Data entries:
###

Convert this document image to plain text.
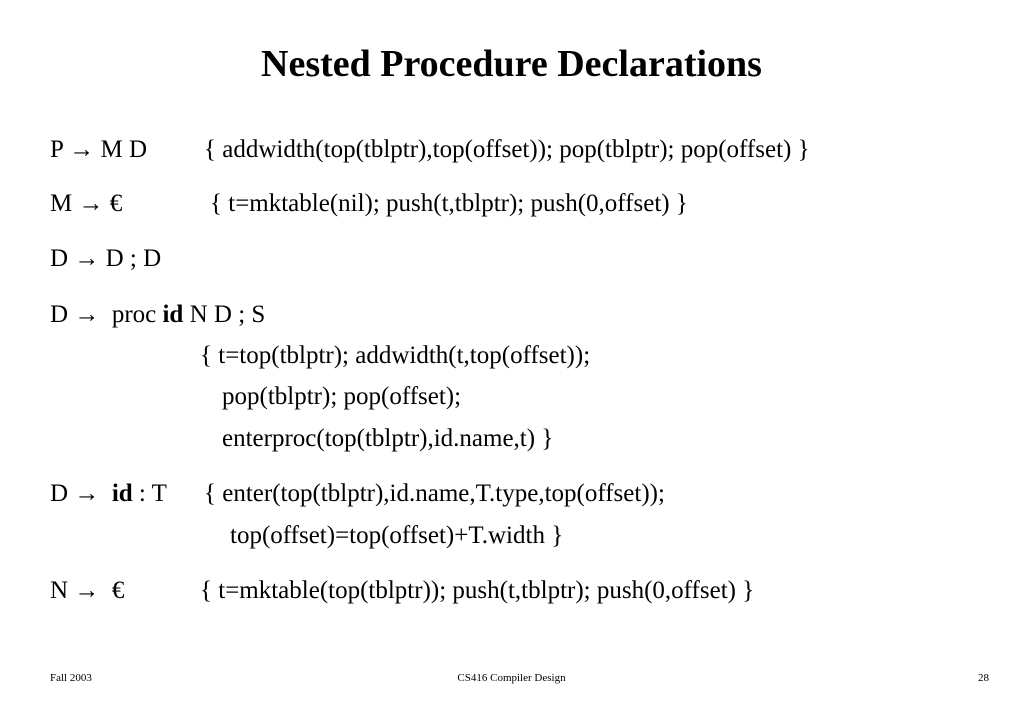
Nested Procedure Declarations
P → M D { addwidth(top(tblptr),top(offset)); pop(tblptr); pop(offset) }
M → €	{ t=mktable(nil); push(t,tblptr); push(0,offset) }
D → D ; D
D → proc id N D ; S
{ t=top(tblptr); addwidth(t,top(offset));
pop(tblptr); pop(offset);
enterproc(top(tblptr),id.name,t) }
D → id : T { enter(top(tblptr),id.name,T.type,top(offset));
top(offset)=top(offset)+T.width }
N → €	{ t=mktable(top(tblptr)); push(t,tblptr); push(0,offset) }
Fall 2003	CS416 Compiler Design	28
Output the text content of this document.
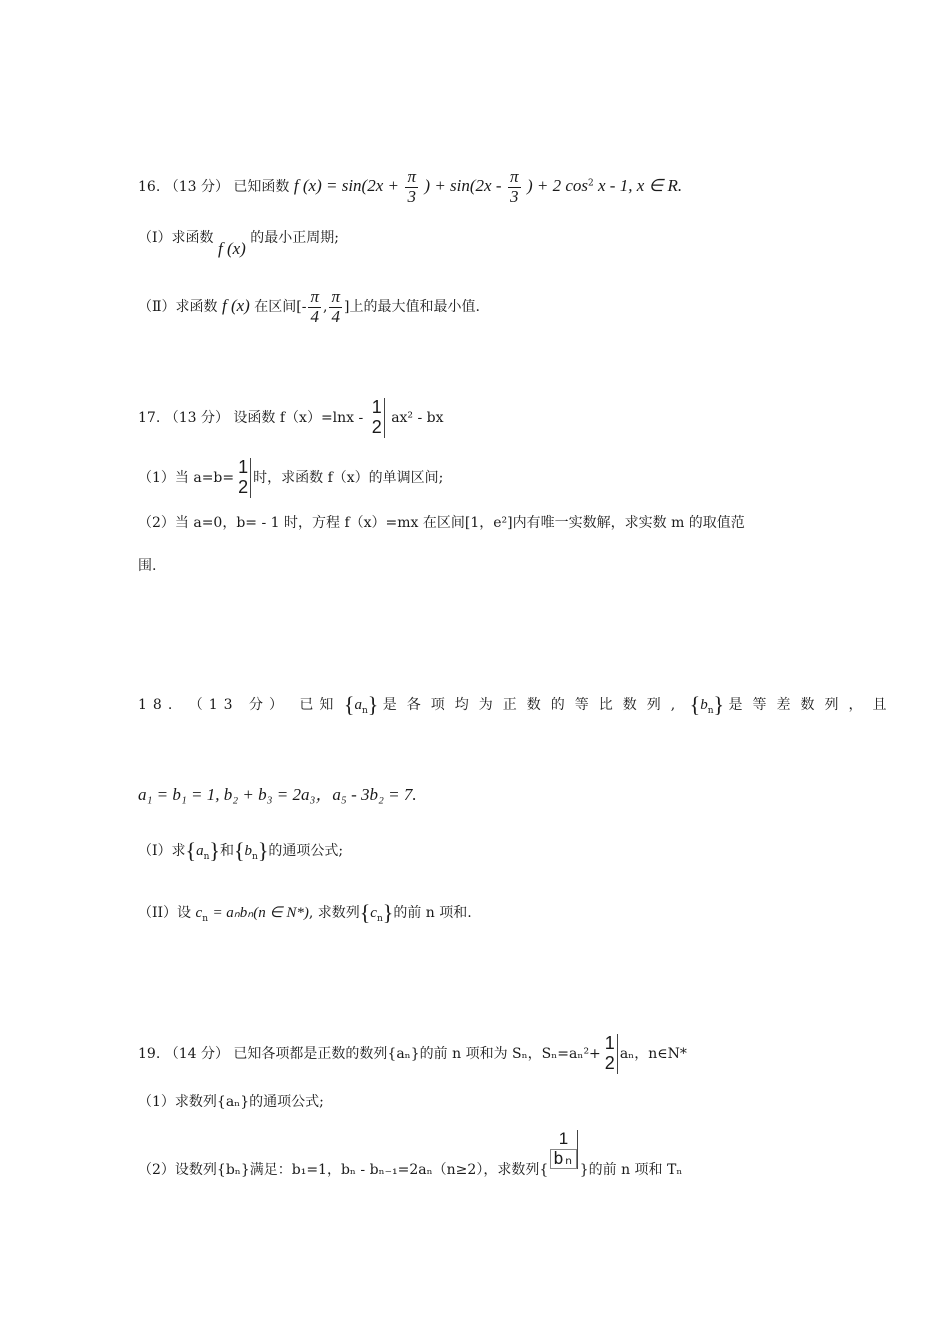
16. （13 分） 已知函数 f $(x) = \sin(2x + \frac{\pi}{3}$ ) + $\sin(2x - \frac{\pi}{3}$ ) + 2 $\cos^2 x - 1$, x ∈ R.
（Ⅰ）求函数 f (x) 的最小正周期;
（Ⅱ）求函数 f (x) 在区间[- $\frac{\pi}{4}$ , $\frac{\pi}{4}$ ]上的最大值和最小值.
17. （13 分） 设函数 f（x）=lnx -
1
2 ax² - bx
（1）当 a=b=
1
2 时，求函数 f（x）的单调区间;
（2）当 a=0，b= - 1 时，方程 f（x）=mx 在区间[1，e²]内有唯一实数解，求实数 m 的取值范
围.
18. （13 分） 已知 $\{a_n\}$ 是各项均为正数的等比数列, $\{b_n\}$ 是等差数列，且
a₁ = b₁ = 1, b₂ + b₃ = 2a₃，a₅ - 3b₂ = 7.
（I）求$\{a_n\}$和$\{b_n\}$的通项公式;
（II）设 $c_n = a_nb_n(n$ ∈ N*), 求数列$\{c_n\}$的前 n 项和.
19. （14 分） 已知各项都是正数的数列{aₙ}的前 n 项和为 Sₙ，Sₙ=aₙ²+
1
2 aₙ，n∈N*
（1）求数列{aₙ}的通项公式;
（2）设数列{bₙ}满足：b₁=1，bₙ - bₙ₋₁=2aₙ（n≥2），求数列{
$\frac{1}{\text{bₙ}}$
}的前 n 项和 Tₙ
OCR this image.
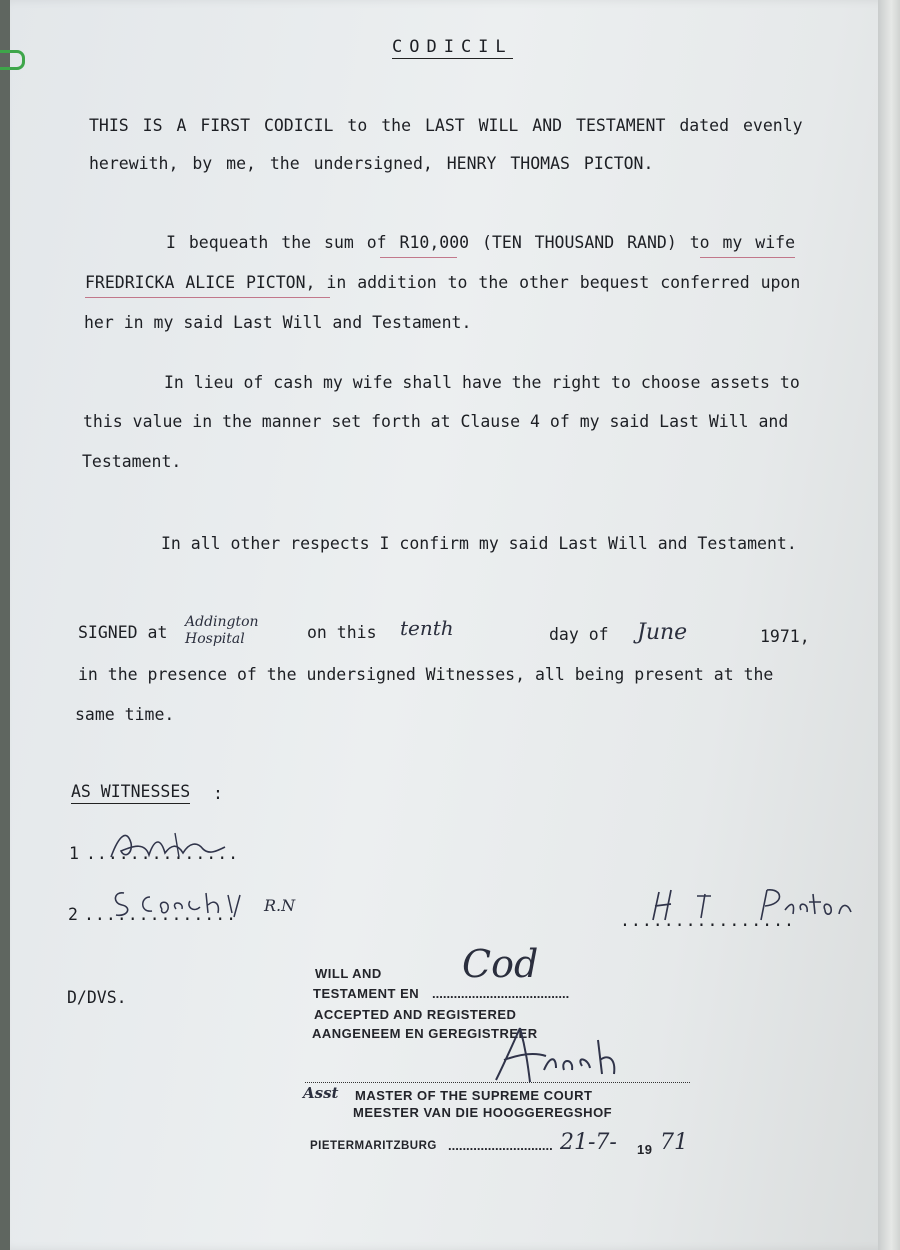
CODICIL
THIS IS A FIRST CODICIL to the LAST WILL AND TESTAMENT dated evenly
herewith, by me, the undersigned, HENRY THOMAS PICTON.
I bequeath the sum of R10,000 (TEN THOUSAND RAND) to my wife
FREDRICKA ALICE PICTON, in addition to the other bequest conferred upon
her in my said Last Will and Testament.
In lieu of cash my wife shall have the right to choose assets to
this value in the manner set forth at Clause 4 of my said Last Will and
Testament.
In all other respects I confirm my said Last Will and Testament.
SIGNED at
Addington Hospital	on this tenth	day of June	1971,
in the presence of the undersigned Witnesses, all being present at the
same time.
AS WITNESSES :
1 ..............
2 .............. R.N
................
D/DVS.
WILL AND
TESTAMENT EN ......................................
Cod
ACCEPTED AND REGISTERED
AANGENEEM EN GEREGISTREER
Asst MASTER OF THE SUPREME COURT
MEESTER VAN DIE HOOGGEREGSHOF
PIETERMARITZBURG ............................. 21-7- 19 71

###

• GIVEN TASK
Which lines contain the word "said"? Copy each one.

• TASK SOLUTION
her in my said Last Will and Testament.
this value in the manner set forth at Clause 4 of my said Last Will and
In all other respects I confirm my said Last Will and Testament.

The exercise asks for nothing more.